### [WORK TO BE COMPLETED]
Check every line below for the word "Cloud" and give only the number of lines where it appears.

### [EXERCISE DATA]
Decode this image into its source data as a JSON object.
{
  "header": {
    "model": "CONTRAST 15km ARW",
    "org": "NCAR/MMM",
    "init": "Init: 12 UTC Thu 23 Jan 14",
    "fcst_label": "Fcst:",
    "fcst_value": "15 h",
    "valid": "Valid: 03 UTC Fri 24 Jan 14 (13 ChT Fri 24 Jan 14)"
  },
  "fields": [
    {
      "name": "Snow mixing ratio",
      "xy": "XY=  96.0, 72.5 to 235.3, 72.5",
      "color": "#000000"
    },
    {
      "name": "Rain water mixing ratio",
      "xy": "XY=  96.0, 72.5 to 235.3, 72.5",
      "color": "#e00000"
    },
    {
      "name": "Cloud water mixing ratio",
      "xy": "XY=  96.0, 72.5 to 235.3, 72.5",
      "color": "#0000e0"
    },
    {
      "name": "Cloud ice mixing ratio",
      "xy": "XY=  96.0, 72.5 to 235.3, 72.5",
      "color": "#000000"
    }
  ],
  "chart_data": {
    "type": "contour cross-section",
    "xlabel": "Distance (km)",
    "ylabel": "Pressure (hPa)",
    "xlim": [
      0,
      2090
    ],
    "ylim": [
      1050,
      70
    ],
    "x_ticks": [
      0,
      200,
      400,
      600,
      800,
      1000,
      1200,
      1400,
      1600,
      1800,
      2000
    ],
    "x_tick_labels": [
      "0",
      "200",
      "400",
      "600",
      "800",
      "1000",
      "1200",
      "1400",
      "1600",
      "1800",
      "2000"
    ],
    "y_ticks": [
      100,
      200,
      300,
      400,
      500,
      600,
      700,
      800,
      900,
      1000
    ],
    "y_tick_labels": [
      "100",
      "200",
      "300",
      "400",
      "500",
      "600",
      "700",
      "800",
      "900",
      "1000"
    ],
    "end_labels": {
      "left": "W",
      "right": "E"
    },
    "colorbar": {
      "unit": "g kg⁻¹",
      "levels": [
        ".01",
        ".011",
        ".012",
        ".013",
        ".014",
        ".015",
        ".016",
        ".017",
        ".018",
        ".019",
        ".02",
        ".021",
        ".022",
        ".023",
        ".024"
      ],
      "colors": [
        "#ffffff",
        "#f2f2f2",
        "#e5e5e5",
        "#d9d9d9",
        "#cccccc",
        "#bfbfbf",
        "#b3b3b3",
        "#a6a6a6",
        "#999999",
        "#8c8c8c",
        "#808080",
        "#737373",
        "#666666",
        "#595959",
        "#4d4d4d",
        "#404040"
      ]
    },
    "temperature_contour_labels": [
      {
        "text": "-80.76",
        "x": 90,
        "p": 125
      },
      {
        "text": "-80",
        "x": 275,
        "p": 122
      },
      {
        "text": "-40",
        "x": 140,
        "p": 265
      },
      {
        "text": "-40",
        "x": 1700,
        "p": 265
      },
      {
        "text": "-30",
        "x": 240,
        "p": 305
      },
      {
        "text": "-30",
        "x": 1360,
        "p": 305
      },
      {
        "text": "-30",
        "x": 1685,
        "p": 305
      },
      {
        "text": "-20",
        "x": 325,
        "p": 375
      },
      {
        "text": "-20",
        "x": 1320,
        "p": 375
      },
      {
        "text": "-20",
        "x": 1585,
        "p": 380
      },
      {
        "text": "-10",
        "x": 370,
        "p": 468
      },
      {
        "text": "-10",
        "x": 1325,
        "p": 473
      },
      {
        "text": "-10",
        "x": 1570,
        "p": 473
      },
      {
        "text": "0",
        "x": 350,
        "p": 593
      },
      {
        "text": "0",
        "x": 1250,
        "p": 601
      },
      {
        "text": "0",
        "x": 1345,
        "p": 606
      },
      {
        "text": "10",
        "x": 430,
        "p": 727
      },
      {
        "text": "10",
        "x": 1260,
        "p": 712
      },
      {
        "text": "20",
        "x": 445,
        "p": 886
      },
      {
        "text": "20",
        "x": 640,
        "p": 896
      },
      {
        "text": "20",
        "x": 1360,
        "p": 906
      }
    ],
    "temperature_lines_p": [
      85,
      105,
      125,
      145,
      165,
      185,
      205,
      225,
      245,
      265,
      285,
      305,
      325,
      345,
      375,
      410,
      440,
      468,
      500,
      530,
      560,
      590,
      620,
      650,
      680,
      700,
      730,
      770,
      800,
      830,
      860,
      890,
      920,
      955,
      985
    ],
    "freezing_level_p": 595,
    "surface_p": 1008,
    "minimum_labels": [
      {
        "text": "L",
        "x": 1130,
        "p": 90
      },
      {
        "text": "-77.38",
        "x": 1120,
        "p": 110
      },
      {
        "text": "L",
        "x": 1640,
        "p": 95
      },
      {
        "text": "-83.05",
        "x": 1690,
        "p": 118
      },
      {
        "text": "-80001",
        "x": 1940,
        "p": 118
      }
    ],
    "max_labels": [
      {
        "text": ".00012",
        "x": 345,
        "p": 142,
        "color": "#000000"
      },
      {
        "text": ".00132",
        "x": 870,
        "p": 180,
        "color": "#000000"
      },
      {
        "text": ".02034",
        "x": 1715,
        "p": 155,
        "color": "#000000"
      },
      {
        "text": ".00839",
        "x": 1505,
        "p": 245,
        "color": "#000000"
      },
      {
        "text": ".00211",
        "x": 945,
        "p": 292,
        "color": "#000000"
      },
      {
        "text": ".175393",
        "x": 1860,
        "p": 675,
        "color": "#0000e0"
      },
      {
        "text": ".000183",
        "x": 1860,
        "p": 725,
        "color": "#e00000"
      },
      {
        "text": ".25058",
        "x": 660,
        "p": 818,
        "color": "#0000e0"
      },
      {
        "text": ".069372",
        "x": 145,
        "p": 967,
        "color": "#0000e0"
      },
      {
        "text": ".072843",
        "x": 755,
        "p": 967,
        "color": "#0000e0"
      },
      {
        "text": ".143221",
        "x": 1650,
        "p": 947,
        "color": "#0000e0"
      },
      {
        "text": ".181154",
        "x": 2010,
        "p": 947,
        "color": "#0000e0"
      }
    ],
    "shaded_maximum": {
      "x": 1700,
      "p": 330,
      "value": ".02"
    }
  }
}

### [RESULT OF THIS EXERCISE]
2